- **Stated exercise**: Quote the whole listing exactly. Leave the pictures out of your copy.

***** Records provided *****

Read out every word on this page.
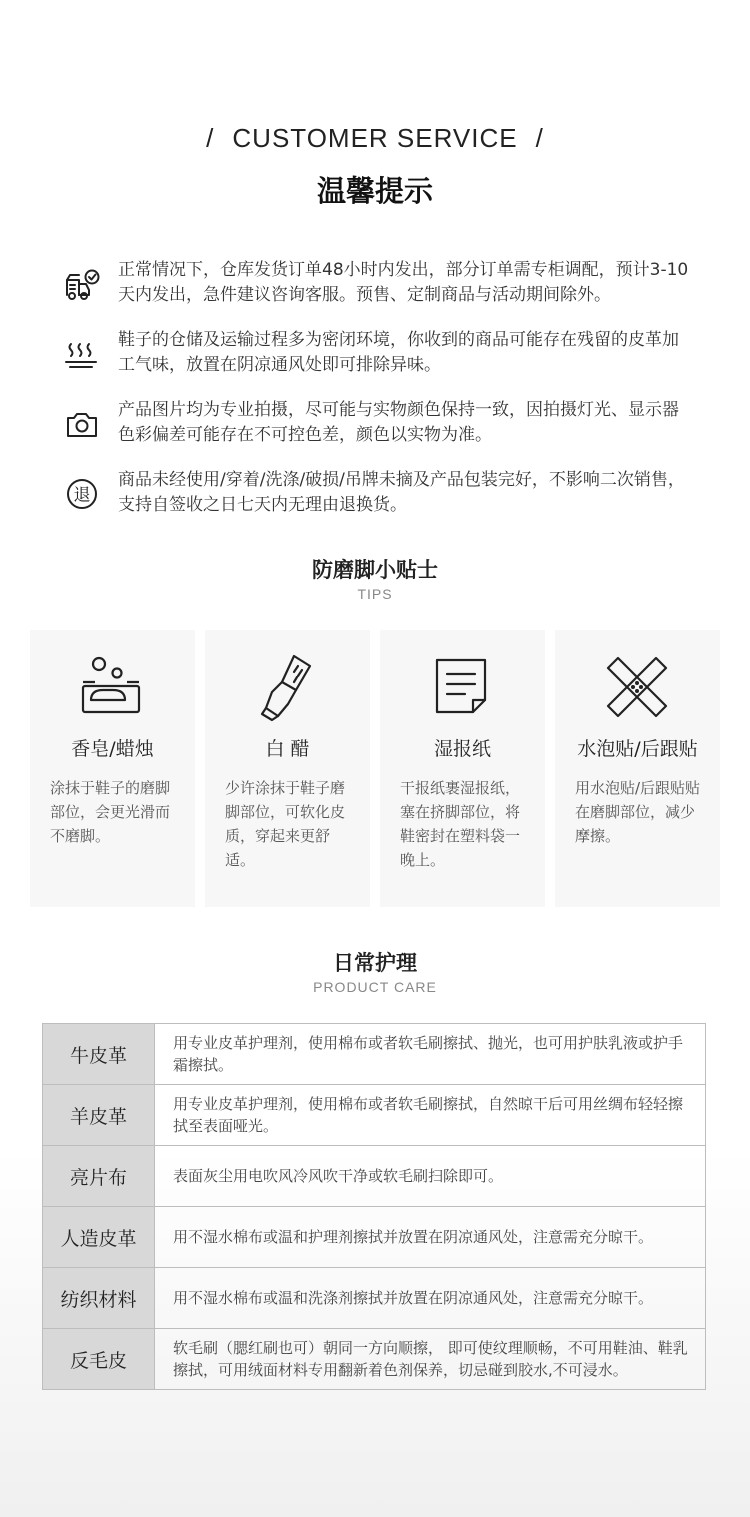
/ CUSTOMER SERVICE /
温馨提示
正常情况下，仓库发货订单48小时内发出，部分订单需专柜调配，预计3-10天内发出，急件建议咨询客服。预售、定制商品与活动期间除外。
鞋子的仓储及运输过程多为密闭环境，你收到的商品可能存在残留的皮革加工气味，放置在阴凉通风处即可排除异味。
产品图片均为专业拍摄，尽可能与实物颜色保持一致，因拍摄灯光、显示器色彩偏差可能存在不可控色差，颜色以实物为准。
退
商品未经使用/穿着/洗涤/破损/吊牌未摘及产品包装完好，不影响二次销售，支持自签收之日七天内无理由退换货。
防磨脚小贴士
TIPS
香皂/蜡烛
涂抹于鞋子的磨脚部位，会更光滑而不磨脚。
白 醋
少许涂抹于鞋子磨脚部位，可软化皮质，穿起来更舒适。
湿报纸
干报纸裹湿报纸，塞在挤脚部位，将鞋密封在塑料袋一晚上。
水泡贴/后跟贴
用水泡贴/后跟贴贴在磨脚部位，减少摩擦。
日常护理
PRODUCT CARE
牛皮革	用专业皮革护理剂，使用棉布或者软毛刷擦拭、抛光，也可用护肤乳液或护手霜擦拭。
羊皮革	用专业皮革护理剂，使用棉布或者软毛刷擦拭，自然晾干后可用丝绸布轻轻擦拭至表面哑光。
亮片布	表面灰尘用电吹风冷风吹干净或软毛刷扫除即可。
人造皮革	用不湿水棉布或温和护理剂擦拭并放置在阴凉通风处，注意需充分晾干。
纺织材料	用不湿水棉布或温和洗涤剂擦拭并放置在阴凉通风处，注意需充分晾干。
反毛皮	软毛刷（腮红刷也可）朝同一方向顺擦， 即可使纹理顺畅，不可用鞋油、鞋乳擦拭，可用绒面材料专用翻新着色剂保养，切忌碰到胶水,不可浸水。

*****

- **Response for this exercise**:
Read out every word on this page.
/ CUSTOMER SERVICE /
温馨提示
正常情况下，仓库发货订单48小时内发出，部分订单需专柜调配，预计3-10天内发出，急件建议咨询客服。预售、定制商品与活动期间除外。
鞋子的仓储及运输过程多为密闭环境，你收到的商品可能存在残留的皮革加工气味，放置在阴凉通风处即可排除异味。
产品图片均为专业拍摄，尽可能与实物颜色保持一致，因拍摄灯光、显示器色彩偏差可能存在不可控色差，颜色以实物为准。
退
商品未经使用/穿着/洗涤/破损/吊牌未摘及产品包装完好，不影响二次销售，支持自签收之日七天内无理由退换货。
防磨脚小贴士
TIPS
香皂/蜡烛
涂抹于鞋子的磨脚部位，会更光滑而不磨脚。
白 醋
少许涂抹于鞋子磨脚部位，可软化皮质，穿起来更舒适。
湿报纸
干报纸裹湿报纸，塞在挤脚部位，将鞋密封在塑料袋一晚上。
水泡贴/后跟贴
用水泡贴/后跟贴贴在磨脚部位，减少摩擦。
日常护理
PRODUCT CARE
牛皮革	用专业皮革护理剂，使用棉布或者软毛刷擦拭、抛光，也可用护肤乳液或护手霜擦拭。
羊皮革	用专业皮革护理剂，使用棉布或者软毛刷擦拭，自然晾干后可用丝绸布轻轻擦拭至表面哑光。
亮片布	表面灰尘用电吹风冷风吹干净或软毛刷扫除即可。
人造皮革	用不湿水棉布或温和护理剂擦拭并放置在阴凉通风处，注意需充分晾干。
纺织材料	用不湿水棉布或温和洗涤剂擦拭并放置在阴凉通风处，注意需充分晾干。
反毛皮	软毛刷（腮红刷也可）朝同一方向顺擦， 即可使纹理顺畅，不可用鞋油、鞋乳擦拭，可用绒面材料专用翻新着色剂保养，切忌碰到胶水,不可浸水。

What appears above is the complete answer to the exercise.